In the records below, pick out all lines containing the word "покрытия".

- Extracted entries:
========================================

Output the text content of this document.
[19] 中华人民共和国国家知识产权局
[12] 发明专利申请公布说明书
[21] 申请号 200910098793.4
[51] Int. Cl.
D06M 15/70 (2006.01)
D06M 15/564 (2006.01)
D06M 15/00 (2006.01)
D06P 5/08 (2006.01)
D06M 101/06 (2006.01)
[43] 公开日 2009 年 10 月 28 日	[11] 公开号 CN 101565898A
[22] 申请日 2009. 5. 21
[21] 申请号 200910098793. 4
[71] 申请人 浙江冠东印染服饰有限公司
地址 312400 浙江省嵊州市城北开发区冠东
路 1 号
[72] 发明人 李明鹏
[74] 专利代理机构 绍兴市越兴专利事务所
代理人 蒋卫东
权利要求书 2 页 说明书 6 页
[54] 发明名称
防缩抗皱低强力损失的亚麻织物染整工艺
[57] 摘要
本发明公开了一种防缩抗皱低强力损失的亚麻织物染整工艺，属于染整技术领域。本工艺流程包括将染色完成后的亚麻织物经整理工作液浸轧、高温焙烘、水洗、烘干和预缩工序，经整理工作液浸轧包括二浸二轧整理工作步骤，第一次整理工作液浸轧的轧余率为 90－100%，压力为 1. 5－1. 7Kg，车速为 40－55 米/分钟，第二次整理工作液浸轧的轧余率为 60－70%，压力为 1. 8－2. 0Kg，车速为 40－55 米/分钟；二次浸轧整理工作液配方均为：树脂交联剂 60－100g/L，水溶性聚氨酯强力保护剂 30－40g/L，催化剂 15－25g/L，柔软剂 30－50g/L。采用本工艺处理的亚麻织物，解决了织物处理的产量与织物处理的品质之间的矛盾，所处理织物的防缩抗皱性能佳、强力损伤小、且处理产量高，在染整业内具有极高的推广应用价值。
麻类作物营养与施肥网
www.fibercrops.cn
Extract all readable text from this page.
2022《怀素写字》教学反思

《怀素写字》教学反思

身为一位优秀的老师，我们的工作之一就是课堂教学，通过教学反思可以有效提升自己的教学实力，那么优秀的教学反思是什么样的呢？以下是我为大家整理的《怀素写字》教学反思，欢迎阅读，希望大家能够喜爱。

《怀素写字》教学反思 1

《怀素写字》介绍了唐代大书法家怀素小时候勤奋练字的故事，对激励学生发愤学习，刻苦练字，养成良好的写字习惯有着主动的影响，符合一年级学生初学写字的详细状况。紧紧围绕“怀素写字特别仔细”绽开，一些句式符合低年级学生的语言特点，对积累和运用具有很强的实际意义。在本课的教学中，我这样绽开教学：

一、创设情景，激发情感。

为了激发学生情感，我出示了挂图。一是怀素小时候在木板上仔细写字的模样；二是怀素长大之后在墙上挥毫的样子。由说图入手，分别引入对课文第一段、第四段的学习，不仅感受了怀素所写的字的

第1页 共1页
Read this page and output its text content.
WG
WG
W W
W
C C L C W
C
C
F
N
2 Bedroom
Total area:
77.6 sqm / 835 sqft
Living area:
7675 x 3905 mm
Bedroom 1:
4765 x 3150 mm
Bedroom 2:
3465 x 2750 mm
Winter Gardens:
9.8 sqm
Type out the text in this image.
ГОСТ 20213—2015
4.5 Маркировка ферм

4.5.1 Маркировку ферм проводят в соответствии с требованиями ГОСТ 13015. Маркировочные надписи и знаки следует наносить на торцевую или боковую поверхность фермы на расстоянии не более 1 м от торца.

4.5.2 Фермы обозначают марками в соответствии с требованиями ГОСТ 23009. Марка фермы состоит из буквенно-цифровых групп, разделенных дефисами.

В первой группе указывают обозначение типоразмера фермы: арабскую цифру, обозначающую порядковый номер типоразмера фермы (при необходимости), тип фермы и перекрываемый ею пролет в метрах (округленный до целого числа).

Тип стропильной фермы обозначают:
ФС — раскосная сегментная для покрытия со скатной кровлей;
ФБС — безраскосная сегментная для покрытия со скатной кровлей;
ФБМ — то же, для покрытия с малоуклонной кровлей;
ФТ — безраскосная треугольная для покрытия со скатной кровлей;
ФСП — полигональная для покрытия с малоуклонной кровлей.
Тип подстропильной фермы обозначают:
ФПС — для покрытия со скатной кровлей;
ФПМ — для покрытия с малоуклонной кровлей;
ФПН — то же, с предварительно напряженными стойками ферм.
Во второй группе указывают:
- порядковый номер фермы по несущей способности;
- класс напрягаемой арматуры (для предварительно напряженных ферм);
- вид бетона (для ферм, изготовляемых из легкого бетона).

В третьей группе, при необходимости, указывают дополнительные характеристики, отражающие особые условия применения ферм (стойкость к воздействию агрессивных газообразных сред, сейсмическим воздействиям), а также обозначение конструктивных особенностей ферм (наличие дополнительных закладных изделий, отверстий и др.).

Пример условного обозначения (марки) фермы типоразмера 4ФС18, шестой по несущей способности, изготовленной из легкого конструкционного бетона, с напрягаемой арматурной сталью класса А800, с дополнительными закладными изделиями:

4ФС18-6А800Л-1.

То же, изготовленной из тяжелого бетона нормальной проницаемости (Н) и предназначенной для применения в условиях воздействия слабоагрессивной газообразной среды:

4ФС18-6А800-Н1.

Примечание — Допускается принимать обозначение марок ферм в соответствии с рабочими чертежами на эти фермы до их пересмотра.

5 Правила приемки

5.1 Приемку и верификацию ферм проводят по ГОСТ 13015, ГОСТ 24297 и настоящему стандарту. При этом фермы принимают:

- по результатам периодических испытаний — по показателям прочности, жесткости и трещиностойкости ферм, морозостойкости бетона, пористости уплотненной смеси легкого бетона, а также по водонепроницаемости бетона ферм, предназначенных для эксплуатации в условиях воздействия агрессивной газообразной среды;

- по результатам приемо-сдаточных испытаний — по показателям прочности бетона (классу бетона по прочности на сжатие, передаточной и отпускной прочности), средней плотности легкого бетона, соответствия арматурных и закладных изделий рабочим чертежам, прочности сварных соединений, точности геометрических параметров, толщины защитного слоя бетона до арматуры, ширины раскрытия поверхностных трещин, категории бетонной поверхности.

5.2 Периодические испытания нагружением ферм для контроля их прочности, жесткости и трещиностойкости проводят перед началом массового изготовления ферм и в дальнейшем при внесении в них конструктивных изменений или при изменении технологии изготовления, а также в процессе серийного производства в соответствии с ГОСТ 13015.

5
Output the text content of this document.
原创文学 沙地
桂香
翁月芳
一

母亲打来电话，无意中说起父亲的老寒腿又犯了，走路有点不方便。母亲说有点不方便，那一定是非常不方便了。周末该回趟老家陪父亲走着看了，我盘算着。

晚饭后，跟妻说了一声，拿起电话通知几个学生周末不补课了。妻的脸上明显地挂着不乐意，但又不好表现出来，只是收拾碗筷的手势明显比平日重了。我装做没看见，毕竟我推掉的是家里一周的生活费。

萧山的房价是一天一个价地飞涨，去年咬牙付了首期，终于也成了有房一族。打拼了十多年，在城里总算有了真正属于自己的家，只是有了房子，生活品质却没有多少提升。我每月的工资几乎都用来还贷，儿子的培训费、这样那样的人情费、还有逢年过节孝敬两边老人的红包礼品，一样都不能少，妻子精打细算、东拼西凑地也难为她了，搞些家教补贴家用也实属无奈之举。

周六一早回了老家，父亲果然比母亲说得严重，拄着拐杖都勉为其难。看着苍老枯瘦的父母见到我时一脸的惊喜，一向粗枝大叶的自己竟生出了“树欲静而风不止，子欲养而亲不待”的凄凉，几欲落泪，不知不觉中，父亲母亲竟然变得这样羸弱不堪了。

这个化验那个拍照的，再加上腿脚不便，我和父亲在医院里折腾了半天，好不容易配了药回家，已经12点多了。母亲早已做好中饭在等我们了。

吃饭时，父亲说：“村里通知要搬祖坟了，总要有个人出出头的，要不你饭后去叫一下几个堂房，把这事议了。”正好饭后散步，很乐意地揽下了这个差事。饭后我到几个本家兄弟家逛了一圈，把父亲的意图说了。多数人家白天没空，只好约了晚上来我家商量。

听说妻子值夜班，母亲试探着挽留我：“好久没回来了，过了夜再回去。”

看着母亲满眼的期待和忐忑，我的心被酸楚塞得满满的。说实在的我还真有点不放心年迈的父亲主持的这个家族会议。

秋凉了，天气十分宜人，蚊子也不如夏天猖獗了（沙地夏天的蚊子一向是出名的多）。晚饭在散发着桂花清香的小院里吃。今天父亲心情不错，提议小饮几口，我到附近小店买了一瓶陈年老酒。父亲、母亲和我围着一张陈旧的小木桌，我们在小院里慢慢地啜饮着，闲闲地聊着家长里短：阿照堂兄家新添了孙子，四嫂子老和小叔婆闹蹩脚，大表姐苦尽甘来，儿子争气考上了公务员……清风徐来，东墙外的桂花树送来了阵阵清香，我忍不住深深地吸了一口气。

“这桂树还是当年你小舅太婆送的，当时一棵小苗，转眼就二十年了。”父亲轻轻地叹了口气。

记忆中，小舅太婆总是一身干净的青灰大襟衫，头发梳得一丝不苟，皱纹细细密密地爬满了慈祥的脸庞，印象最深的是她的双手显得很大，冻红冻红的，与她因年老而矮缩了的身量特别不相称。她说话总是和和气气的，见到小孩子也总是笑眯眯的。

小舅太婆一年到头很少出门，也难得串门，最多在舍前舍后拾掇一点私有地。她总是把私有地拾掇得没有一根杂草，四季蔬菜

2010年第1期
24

========================================

- Task answer:
ФС — раскосная сегментная для покрытия со скатной кровлей;
ФБС — безраскосная сегментная для покрытия со скатной кровлей;
ФБМ — то же, для покрытия с малоуклонной кровлей;
ФТ — безраскосная треугольная для покрытия со скатной кровлей;
ФСП — полигональная для покрытия с малоуклонной кровлей.
ФПС — для покрытия со скатной кровлей;
ФПМ — для покрытия с малоуклонной кровлей;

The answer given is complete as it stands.